> DATA IN THIS EXERCISE:
== == ==
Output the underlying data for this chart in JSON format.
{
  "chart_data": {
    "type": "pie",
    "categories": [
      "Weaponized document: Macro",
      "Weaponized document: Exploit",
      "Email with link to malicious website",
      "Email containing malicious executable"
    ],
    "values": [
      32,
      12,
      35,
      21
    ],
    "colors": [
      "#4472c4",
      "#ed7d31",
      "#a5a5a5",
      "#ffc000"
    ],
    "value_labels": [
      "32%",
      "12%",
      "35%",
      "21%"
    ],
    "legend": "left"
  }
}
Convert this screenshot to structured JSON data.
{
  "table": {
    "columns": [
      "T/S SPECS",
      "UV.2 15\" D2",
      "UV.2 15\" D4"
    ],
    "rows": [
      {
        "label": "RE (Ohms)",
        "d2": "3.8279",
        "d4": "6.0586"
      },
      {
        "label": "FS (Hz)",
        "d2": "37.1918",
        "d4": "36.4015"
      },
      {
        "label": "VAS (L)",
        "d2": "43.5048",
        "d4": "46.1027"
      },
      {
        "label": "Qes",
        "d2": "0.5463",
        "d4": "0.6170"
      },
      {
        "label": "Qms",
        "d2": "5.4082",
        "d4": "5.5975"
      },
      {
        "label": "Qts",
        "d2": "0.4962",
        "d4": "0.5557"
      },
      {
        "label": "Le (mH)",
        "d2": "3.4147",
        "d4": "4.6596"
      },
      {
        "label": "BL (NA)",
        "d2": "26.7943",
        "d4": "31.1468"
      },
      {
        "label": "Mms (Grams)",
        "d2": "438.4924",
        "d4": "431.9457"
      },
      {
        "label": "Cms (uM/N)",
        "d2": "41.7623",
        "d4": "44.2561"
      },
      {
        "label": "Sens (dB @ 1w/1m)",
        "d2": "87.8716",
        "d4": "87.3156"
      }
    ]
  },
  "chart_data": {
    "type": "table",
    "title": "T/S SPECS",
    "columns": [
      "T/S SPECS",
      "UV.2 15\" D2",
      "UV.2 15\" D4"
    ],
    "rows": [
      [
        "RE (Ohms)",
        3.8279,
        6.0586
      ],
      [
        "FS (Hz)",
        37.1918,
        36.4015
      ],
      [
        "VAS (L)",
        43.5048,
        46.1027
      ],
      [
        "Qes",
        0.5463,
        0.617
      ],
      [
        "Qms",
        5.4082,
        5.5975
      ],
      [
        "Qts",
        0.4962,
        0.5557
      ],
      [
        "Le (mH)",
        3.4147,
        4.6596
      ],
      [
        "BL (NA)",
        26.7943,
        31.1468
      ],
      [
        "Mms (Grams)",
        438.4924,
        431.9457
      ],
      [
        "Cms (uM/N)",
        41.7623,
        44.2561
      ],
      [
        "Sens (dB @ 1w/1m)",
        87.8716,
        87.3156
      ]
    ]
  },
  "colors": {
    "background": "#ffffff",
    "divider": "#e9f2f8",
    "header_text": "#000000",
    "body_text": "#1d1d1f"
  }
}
== == ==
> CHALLENGE:
Copy every line of the entries above in which "Email" occurs.

> RESULT FOR THIS TASK:
      "Email with link to malicious website",
      "Email containing malicious executable"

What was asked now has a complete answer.